- [What you will do]: Lines that contain the string "Equihash" are to be copied; leave out all others.

- [Task inputs]:
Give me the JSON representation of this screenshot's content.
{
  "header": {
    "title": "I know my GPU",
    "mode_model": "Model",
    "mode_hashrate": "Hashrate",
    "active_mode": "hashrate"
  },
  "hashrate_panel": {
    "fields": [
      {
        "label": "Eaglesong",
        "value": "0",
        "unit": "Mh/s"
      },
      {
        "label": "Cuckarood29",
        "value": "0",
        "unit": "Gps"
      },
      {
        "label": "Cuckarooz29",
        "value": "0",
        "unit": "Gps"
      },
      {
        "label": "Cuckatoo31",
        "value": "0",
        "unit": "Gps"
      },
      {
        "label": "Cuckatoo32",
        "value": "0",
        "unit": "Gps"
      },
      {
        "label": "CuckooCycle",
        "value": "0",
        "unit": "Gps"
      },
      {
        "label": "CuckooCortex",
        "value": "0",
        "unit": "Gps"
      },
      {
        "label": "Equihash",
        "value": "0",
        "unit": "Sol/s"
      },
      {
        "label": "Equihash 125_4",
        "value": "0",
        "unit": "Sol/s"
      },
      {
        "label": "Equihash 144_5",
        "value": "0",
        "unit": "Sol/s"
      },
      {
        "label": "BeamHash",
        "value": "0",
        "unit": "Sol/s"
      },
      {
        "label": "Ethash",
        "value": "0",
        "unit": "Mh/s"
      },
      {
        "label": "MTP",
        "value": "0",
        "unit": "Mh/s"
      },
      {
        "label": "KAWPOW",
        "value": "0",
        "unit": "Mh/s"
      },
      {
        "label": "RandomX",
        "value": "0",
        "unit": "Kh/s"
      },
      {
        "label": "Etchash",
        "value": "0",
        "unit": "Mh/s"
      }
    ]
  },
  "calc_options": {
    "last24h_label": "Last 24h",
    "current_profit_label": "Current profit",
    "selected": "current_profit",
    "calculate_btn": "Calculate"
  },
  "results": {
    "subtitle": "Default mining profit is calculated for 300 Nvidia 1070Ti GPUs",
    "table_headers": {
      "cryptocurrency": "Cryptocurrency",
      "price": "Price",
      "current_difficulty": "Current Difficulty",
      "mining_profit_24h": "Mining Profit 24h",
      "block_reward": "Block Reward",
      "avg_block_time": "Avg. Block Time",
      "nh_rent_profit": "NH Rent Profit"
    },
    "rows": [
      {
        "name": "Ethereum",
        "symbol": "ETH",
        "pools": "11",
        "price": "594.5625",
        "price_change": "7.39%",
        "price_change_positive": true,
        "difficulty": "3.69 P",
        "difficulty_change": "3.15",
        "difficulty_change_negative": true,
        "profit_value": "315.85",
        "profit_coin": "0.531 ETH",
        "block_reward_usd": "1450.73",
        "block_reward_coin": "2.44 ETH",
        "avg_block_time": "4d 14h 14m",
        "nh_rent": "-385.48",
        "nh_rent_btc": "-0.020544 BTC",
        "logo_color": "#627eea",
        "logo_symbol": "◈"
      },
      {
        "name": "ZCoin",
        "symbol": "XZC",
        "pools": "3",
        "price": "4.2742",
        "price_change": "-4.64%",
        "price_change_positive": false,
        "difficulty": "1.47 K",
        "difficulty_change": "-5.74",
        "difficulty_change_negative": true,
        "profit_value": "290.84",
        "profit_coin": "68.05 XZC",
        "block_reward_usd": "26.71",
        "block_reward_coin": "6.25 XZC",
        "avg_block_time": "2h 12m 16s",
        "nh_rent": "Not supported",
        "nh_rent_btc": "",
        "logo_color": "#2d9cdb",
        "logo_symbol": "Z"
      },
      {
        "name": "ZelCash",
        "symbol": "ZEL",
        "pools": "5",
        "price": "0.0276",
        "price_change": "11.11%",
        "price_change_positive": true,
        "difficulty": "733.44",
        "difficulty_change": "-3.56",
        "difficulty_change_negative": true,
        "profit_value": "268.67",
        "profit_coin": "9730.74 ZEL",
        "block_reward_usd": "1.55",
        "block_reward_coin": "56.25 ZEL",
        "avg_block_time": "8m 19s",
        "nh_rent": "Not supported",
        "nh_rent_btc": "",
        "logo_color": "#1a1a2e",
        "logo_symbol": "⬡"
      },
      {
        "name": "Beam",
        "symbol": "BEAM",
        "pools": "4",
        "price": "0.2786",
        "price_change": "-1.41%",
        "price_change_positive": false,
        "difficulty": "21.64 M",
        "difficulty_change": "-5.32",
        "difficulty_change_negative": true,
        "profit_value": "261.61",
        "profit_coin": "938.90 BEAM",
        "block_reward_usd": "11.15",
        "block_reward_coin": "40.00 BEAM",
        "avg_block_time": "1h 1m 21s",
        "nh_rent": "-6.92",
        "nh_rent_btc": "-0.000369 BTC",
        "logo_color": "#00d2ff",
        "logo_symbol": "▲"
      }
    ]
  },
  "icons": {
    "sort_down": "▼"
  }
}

- [Solution for this problem]:
        "label": "Equihash",
        "label": "Equihash 125_4",
        "label": "Equihash 144_5",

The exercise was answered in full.